Records contained in a dataset:
- - - - -
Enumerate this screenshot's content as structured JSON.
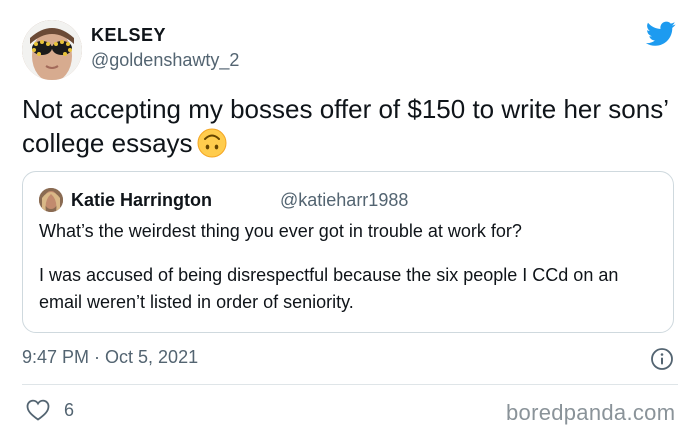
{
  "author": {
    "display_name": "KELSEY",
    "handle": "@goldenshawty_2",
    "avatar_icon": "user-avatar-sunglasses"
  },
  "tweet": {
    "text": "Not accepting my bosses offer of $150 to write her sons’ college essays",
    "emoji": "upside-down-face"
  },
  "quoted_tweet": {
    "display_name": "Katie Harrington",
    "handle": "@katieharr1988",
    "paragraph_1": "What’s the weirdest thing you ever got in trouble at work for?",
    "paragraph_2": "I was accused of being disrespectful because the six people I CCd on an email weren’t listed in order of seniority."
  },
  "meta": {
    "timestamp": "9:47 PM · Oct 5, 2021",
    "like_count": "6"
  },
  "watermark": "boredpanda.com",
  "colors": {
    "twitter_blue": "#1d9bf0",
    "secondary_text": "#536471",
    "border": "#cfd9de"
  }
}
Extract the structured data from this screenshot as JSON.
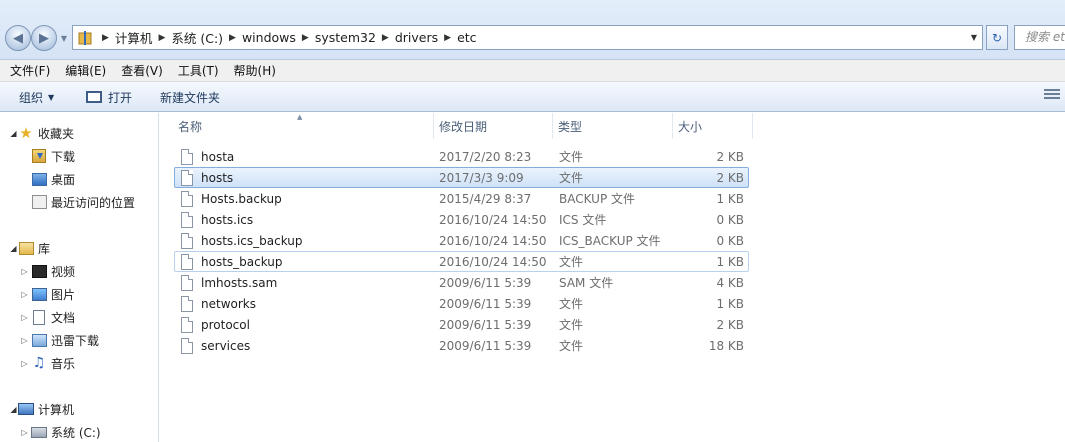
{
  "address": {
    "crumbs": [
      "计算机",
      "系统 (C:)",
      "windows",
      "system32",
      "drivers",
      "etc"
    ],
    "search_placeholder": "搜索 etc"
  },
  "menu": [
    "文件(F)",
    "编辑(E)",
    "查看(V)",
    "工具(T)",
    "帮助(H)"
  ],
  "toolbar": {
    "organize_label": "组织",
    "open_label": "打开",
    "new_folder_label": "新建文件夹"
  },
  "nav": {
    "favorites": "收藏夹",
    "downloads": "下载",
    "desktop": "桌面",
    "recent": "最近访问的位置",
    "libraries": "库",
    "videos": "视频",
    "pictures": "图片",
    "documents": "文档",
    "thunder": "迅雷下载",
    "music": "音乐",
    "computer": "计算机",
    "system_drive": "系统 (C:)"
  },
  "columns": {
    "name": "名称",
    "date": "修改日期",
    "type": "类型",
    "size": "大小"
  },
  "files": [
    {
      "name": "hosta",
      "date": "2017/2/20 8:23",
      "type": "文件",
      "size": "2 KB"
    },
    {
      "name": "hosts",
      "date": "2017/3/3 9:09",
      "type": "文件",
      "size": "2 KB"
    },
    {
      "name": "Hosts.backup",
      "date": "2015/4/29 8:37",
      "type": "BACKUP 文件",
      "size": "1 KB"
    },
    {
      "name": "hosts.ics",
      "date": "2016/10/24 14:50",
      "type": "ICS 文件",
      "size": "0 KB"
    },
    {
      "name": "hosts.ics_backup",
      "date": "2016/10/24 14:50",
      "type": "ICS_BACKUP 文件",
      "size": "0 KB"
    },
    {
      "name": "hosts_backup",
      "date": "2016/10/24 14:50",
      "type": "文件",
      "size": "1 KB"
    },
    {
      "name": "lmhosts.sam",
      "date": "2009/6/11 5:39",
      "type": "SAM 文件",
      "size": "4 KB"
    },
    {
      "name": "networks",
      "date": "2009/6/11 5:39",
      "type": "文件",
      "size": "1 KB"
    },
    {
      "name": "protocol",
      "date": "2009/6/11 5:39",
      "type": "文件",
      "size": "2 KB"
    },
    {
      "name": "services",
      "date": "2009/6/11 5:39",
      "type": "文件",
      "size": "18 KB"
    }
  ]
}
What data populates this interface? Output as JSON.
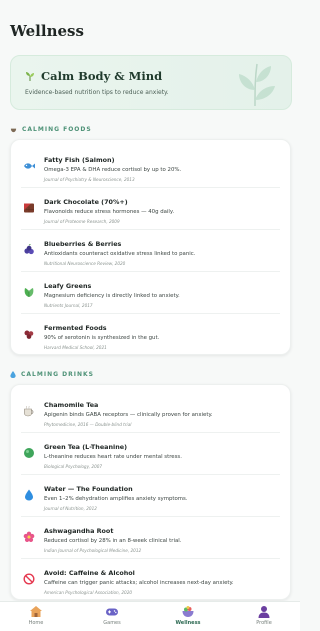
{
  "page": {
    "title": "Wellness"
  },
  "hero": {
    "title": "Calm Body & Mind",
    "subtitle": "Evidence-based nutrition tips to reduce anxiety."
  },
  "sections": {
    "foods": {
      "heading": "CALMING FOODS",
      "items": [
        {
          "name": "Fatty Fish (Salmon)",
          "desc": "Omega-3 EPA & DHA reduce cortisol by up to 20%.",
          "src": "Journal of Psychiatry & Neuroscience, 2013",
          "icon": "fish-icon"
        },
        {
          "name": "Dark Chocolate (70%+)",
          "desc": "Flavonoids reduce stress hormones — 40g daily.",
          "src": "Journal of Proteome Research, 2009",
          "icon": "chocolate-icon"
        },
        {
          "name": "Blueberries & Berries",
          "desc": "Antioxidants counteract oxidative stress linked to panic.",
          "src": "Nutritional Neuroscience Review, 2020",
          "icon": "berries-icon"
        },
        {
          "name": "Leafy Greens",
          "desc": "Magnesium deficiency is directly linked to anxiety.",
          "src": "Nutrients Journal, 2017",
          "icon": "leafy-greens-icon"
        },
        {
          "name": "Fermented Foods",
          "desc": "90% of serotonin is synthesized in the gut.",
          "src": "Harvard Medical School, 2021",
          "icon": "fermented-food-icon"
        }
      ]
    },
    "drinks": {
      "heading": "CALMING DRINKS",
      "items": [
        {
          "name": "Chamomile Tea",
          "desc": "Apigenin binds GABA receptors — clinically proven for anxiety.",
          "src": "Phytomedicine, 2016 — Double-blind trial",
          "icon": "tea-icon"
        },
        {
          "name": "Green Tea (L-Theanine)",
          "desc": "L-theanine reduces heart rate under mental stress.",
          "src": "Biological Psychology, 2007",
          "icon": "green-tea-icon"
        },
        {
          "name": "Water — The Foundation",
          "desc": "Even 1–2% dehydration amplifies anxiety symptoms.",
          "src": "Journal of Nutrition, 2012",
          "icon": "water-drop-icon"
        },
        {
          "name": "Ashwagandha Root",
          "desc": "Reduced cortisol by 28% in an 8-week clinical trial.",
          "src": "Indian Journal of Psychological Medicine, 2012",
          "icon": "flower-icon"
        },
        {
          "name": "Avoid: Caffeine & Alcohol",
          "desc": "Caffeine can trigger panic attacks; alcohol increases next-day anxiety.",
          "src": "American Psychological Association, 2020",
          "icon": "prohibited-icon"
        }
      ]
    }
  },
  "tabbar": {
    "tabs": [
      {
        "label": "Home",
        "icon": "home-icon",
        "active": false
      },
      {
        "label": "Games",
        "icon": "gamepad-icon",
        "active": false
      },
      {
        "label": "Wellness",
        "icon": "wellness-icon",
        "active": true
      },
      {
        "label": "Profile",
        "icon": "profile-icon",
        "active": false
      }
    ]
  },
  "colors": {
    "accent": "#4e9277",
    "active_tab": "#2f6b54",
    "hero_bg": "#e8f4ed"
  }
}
- - - - -
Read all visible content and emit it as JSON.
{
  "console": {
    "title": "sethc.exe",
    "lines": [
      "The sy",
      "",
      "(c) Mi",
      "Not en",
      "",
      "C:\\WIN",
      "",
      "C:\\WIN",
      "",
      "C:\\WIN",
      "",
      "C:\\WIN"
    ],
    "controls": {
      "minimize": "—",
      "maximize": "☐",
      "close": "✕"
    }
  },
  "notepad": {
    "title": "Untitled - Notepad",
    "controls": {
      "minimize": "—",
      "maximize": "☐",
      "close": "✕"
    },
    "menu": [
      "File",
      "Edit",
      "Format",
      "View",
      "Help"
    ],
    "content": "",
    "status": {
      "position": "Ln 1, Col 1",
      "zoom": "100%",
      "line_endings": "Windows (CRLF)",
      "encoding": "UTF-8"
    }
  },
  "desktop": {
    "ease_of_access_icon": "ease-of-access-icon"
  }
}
- - - - -
**Exercise brief**
Check each line of the material above for "handle" and say how many lines contain it, giving the number alone.

**Correct answer**
2